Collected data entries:

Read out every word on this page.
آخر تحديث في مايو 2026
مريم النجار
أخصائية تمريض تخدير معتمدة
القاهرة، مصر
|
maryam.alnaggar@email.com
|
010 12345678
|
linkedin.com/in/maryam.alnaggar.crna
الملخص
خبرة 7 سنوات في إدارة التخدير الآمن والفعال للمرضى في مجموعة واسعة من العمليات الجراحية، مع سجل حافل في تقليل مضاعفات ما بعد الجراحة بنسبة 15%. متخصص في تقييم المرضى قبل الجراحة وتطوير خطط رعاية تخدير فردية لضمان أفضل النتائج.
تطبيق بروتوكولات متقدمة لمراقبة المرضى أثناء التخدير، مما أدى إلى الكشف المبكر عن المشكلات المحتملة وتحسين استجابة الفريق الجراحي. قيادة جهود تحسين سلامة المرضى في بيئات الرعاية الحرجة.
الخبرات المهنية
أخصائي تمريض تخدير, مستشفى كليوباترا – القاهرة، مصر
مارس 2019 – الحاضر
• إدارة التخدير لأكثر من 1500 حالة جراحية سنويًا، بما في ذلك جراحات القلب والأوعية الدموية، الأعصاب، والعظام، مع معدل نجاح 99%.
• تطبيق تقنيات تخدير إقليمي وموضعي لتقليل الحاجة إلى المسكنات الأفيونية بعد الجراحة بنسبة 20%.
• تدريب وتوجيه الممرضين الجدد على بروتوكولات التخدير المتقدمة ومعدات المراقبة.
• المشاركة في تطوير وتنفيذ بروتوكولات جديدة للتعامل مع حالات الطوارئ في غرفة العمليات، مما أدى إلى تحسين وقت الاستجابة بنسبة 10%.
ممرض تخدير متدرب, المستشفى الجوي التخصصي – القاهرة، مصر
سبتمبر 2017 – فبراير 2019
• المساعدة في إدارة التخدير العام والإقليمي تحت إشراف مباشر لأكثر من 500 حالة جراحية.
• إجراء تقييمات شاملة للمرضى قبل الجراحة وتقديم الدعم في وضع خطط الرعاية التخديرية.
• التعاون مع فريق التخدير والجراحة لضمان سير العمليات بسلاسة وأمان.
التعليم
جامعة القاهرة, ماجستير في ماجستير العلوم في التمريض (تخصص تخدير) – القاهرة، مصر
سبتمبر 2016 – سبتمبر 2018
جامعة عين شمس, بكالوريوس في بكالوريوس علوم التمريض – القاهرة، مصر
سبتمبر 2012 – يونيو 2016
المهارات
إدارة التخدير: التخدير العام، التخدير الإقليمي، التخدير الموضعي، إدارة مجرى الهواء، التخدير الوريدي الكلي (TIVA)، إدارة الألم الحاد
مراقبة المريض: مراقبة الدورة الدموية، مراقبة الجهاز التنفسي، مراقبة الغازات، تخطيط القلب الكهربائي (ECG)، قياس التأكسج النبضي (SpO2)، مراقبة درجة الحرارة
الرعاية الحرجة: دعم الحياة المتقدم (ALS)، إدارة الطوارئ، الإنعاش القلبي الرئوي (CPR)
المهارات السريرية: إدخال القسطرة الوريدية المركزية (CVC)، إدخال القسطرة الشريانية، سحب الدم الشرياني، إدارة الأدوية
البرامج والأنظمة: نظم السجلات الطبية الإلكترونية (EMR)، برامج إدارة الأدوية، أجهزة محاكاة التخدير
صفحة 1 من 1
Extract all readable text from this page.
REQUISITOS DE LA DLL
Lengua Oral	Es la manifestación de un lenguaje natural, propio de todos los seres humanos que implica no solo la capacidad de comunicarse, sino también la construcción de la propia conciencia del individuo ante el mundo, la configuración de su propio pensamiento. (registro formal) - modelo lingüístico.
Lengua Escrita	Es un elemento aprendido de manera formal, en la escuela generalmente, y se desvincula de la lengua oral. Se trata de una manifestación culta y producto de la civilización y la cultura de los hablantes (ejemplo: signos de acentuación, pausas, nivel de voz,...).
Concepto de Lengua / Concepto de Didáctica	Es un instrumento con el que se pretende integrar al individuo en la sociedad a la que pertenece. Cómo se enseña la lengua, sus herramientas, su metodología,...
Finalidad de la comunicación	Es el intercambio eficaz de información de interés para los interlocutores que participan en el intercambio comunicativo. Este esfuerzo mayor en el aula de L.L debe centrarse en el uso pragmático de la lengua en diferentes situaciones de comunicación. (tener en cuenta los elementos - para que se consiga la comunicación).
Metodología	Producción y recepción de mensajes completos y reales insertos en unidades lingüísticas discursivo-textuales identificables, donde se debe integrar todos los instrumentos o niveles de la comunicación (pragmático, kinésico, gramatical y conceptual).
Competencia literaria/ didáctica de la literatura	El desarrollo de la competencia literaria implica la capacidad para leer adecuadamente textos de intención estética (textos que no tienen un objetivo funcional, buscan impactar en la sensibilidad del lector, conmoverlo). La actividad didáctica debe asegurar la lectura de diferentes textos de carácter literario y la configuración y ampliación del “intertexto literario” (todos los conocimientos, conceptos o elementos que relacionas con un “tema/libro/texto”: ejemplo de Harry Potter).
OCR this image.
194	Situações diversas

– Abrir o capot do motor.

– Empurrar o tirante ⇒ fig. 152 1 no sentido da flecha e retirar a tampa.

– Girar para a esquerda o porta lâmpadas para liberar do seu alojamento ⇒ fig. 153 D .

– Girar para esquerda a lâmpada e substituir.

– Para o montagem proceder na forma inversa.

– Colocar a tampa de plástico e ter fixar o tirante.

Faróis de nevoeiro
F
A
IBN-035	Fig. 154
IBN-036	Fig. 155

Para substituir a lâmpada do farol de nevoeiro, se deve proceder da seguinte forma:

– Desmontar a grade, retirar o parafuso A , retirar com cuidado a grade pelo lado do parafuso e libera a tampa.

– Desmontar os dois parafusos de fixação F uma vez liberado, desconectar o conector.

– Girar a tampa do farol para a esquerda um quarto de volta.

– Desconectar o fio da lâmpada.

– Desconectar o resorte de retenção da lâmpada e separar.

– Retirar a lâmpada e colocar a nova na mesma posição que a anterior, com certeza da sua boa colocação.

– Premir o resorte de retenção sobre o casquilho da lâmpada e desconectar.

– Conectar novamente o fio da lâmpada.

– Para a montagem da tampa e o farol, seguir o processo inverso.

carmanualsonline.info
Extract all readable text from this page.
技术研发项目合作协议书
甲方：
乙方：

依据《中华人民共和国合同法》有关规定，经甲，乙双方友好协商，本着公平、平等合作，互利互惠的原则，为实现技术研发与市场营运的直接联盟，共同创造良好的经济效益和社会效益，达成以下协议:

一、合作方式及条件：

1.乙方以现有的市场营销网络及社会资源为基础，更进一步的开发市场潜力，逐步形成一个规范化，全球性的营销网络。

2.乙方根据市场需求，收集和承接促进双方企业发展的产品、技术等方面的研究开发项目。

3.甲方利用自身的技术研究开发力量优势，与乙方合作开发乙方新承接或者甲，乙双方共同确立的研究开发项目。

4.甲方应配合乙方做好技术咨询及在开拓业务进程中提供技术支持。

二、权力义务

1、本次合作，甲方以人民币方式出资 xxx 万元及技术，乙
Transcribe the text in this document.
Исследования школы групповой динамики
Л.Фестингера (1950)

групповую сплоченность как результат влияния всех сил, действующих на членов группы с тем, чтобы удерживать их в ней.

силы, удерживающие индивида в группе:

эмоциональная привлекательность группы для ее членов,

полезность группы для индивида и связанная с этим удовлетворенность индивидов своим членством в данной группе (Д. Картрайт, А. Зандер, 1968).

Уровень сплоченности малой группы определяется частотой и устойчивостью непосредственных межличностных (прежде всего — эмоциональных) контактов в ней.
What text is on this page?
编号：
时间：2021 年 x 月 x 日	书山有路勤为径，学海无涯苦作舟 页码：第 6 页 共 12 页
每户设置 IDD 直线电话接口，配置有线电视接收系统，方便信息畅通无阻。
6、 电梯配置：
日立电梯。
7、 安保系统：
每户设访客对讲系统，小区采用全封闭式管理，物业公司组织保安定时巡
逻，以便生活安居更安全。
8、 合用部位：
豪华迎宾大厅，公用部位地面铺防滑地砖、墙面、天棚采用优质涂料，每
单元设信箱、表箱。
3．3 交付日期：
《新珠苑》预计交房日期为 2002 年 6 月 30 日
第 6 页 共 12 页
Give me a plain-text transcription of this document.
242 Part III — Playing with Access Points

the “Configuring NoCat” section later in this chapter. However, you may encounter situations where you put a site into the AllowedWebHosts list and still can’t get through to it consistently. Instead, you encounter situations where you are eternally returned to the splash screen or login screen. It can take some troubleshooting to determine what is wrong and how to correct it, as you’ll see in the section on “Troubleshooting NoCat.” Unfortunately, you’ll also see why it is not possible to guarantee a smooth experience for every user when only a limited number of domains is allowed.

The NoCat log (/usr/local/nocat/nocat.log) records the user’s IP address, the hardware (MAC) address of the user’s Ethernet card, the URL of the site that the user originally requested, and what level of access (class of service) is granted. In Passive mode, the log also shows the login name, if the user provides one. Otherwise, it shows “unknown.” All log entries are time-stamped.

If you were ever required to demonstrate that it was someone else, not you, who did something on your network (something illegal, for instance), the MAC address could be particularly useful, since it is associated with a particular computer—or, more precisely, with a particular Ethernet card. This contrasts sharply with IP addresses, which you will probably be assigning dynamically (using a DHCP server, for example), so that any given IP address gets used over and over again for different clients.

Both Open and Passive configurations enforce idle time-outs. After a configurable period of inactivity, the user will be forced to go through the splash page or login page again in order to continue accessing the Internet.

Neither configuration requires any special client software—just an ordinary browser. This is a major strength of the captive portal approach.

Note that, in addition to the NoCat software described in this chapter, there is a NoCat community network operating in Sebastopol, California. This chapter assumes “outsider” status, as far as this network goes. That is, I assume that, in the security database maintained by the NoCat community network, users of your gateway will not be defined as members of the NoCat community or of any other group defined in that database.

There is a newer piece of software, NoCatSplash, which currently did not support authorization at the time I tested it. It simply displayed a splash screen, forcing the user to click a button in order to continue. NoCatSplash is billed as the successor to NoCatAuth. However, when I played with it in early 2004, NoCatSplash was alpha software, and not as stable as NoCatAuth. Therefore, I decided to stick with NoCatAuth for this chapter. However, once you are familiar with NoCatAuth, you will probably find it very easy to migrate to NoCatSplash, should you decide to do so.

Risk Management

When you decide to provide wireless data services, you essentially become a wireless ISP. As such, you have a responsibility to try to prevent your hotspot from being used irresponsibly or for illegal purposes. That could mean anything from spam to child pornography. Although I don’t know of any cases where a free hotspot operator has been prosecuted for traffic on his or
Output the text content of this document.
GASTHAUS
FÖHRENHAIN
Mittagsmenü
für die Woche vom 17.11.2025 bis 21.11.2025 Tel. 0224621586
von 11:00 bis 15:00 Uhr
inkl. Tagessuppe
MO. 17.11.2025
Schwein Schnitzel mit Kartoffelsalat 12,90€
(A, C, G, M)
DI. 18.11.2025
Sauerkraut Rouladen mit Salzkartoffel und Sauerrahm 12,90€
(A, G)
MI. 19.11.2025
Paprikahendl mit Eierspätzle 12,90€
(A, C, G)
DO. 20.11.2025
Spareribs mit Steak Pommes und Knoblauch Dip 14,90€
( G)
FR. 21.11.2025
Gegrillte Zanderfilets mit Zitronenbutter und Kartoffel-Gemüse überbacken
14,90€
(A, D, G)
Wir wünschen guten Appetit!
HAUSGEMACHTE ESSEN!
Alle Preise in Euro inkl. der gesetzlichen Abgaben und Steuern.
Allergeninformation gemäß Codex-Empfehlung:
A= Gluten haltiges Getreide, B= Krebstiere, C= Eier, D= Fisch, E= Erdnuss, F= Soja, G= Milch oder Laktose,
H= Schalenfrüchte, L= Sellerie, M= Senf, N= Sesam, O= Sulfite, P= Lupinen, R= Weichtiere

**AIM OF THE EXERCISE**
Search the lines above for the string "site" and copy each line that has it.

**TASK RESULT**
the “Configuring NoCat” section later in this chapter. However, you may encounter situations where you put a site into the AllowedWebHosts list and still can’t get through to it consistently. Instead, you encounter situations where you are eternally returned to the splash screen or login screen. It can take some troubleshooting to determine what is wrong and how to correct it, as you’ll see in the section on “Troubleshooting NoCat.” Unfortunately, you’ll also see why it is not possible to guarantee a smooth experience for every user when only a limited number of domains is allowed.
The NoCat log (/usr/local/nocat/nocat.log) records the user’s IP address, the hardware (MAC) address of the user’s Ethernet card, the URL of the site that the user originally requested, and what level of access (class of service) is granted. In Passive mode, the log also shows the login name, if the user provides one. Otherwise, it shows “unknown.” All log entries are time-stamped.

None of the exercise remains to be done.